■ PROBLEM REQUIREMENTS: Set down all of the data that follows word for word, without the images.

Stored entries

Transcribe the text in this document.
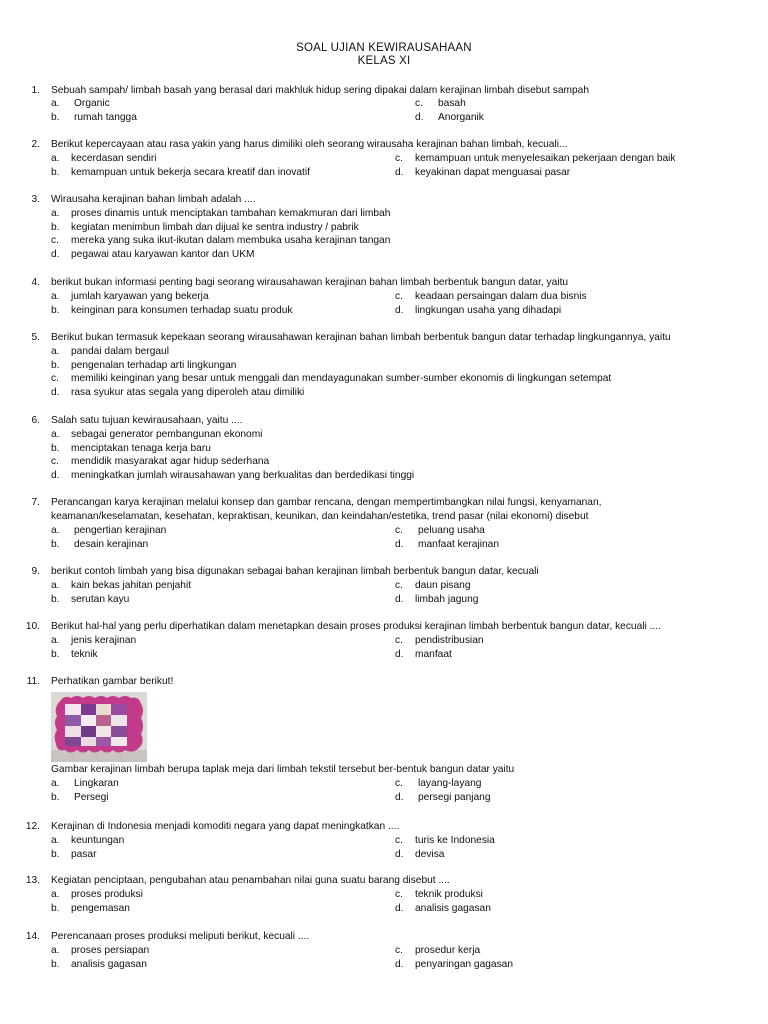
SOAL UJIAN KEWIRAUSAHAAN
KELAS XI
1. Sebuah sampah/ limbah basah yang berasal dari makhluk hidup sering dipakai dalam kerajinan limbah disebut sampah
a. Organic	c. basah
b. rumah tangga	d. Anorganik
2. Berikut kepercayaan atau rasa yakin yang harus dimiliki oleh seorang wirausaha kerajinan bahan limbah, kecuali...
a. kecerdasan sendiri	c. kemampuan untuk menyelesaikan pekerjaan dengan baik
b. kemampuan untuk bekerja secara kreatif dan inovatif	d. keyakinan dapat menguasai pasar
3. Wirausaha kerajinan bahan limbah adalah ....
a. proses dinamis untuk menciptakan tambahan kemakmuran dari limbah
b. kegiatan menimbun limbah dan dijual ke sentra industry / pabrik
c. mereka yang suka ikut-ikutan dalam membuka usaha kerajinan tangan
d. pegawai atau karyawan kantor dan UKM
4. berikut bukan informasi penting bagi seorang wirausahawan kerajinan bahan limbah berbentuk bangun datar, yaitu
a. jumlah karyawan yang bekerja	c. keadaan persaingan dalam dua bisnis
b. keinginan para konsumen terhadap suatu produk	d. lingkungan usaha yang dihadapi
5. Berikut bukan termasuk kepekaan seorang wirausahawan kerajinan bahan limbah berbentuk bangun datar terhadap lingkungannya, yaitu
a. pandai dalam bergaul
b. pengenalan terhadap arti lingkungan
c. memiliki keinginan yang besar untuk menggali dan mendayagunakan sumber-sumber ekonomis di lingkungan setempat
d. rasa syukur atas segala yang diperoleh atau dimiliki
6. Salah satu tujuan kewirausahaan, yaitu ....
a. sebagai generator pembangunan ekonomi
b. menciptakan tenaga kerja baru
c. mendidik masyarakat agar hidup sederhana
d. meningkatkan jumlah wirausahawan yang berkualitas dan berdedikasi tinggi
7. Perancangan karya kerajinan melalui konsep dan gambar rencana, dengan mempertimbangkan nilai fungsi, kenyamanan,
keamanan/keselamatan, kesehatan, kepraktisan, keunikan, dan keindahan/estetika, trend pasar (nilai ekonomi) disebut
a. pengertian kerajinan	c. peluang usaha
b. desain kerajinan	d. manfaat kerajinan
9. berikut contoh limbah yang bisa digunakan sebagai bahan kerajinan limbah berbentuk bangun datar, kecuali
a. kain bekas jahitan penjahit	c. daun pisang
b. serutan kayu	d. limbah jagung
10. Berikut hal-hal yang perlu diperhatikan dalam menetapkan desain proses produksi kerajinan limbah berbentuk bangun datar, kecuali ....
a. jenis kerajinan	c. pendistribusian
b. teknik	d. manfaat
11. Perhatikan gambar berikut!
Gambar kerajinan limbah berupa taplak meja dari limbah tekstil tersebut ber-bentuk bangun datar yaitu
a. Lingkaran	c. layang-layang
b. Persegi	d. persegi panjang
12. Kerajinan di Indonesia menjadi komoditi negara yang dapat meningkatkan ....
a. keuntungan	c. turis ke Indonesia
b. pasar	d. devisa
13. Kegiatan penciptaan, pengubahan atau penambahan nilai guna suatu barang disebut ....
a. proses produksi	c. teknik produksi
b. pengemasan	d. analisis gagasan
14. Perencanaan proses produksi meliputi berikut, kecuali ....
a. proses persiapan	c. prosedur kerja
b. analisis gagasan	d. penyaringan gagasan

■ FINISHED EXERCISE:
Transcribe the text in this document.
SOAL UJIAN KEWIRAUSAHAAN
KELAS XI
1. Sebuah sampah/ limbah basah yang berasal dari makhluk hidup sering dipakai dalam kerajinan limbah disebut sampah
a. Organic	c. basah
b. rumah tangga	d. Anorganik
2. Berikut kepercayaan atau rasa yakin yang harus dimiliki oleh seorang wirausaha kerajinan bahan limbah, kecuali...
a. kecerdasan sendiri	c. kemampuan untuk menyelesaikan pekerjaan dengan baik
b. kemampuan untuk bekerja secara kreatif dan inovatif	d. keyakinan dapat menguasai pasar
3. Wirausaha kerajinan bahan limbah adalah ....
a. proses dinamis untuk menciptakan tambahan kemakmuran dari limbah
b. kegiatan menimbun limbah dan dijual ke sentra industry / pabrik
c. mereka yang suka ikut-ikutan dalam membuka usaha kerajinan tangan
d. pegawai atau karyawan kantor dan UKM
4. berikut bukan informasi penting bagi seorang wirausahawan kerajinan bahan limbah berbentuk bangun datar, yaitu
a. jumlah karyawan yang bekerja	c. keadaan persaingan dalam dua bisnis
b. keinginan para konsumen terhadap suatu produk	d. lingkungan usaha yang dihadapi
5. Berikut bukan termasuk kepekaan seorang wirausahawan kerajinan bahan limbah berbentuk bangun datar terhadap lingkungannya, yaitu
a. pandai dalam bergaul
b. pengenalan terhadap arti lingkungan
c. memiliki keinginan yang besar untuk menggali dan mendayagunakan sumber-sumber ekonomis di lingkungan setempat
d. rasa syukur atas segala yang diperoleh atau dimiliki
6. Salah satu tujuan kewirausahaan, yaitu ....
a. sebagai generator pembangunan ekonomi
b. menciptakan tenaga kerja baru
c. mendidik masyarakat agar hidup sederhana
d. meningkatkan jumlah wirausahawan yang berkualitas dan berdedikasi tinggi
7. Perancangan karya kerajinan melalui konsep dan gambar rencana, dengan mempertimbangkan nilai fungsi, kenyamanan,
keamanan/keselamatan, kesehatan, kepraktisan, keunikan, dan keindahan/estetika, trend pasar (nilai ekonomi) disebut
a. pengertian kerajinan	c. peluang usaha
b. desain kerajinan	d. manfaat kerajinan
9. berikut contoh limbah yang bisa digunakan sebagai bahan kerajinan limbah berbentuk bangun datar, kecuali
a. kain bekas jahitan penjahit	c. daun pisang
b. serutan kayu	d. limbah jagung
10. Berikut hal-hal yang perlu diperhatikan dalam menetapkan desain proses produksi kerajinan limbah berbentuk bangun datar, kecuali ....
a. jenis kerajinan	c. pendistribusian
b. teknik	d. manfaat
11. Perhatikan gambar berikut!
Gambar kerajinan limbah berupa taplak meja dari limbah tekstil tersebut ber-bentuk bangun datar yaitu
a. Lingkaran	c. layang-layang
b. Persegi	d. persegi panjang
12. Kerajinan di Indonesia menjadi komoditi negara yang dapat meningkatkan ....
a. keuntungan	c. turis ke Indonesia
b. pasar	d. devisa
13. Kegiatan penciptaan, pengubahan atau penambahan nilai guna suatu barang disebut ....
a. proses produksi	c. teknik produksi
b. pengemasan	d. analisis gagasan
14. Perencanaan proses produksi meliputi berikut, kecuali ....
a. proses persiapan	c. prosedur kerja
b. analisis gagasan	d. penyaringan gagasan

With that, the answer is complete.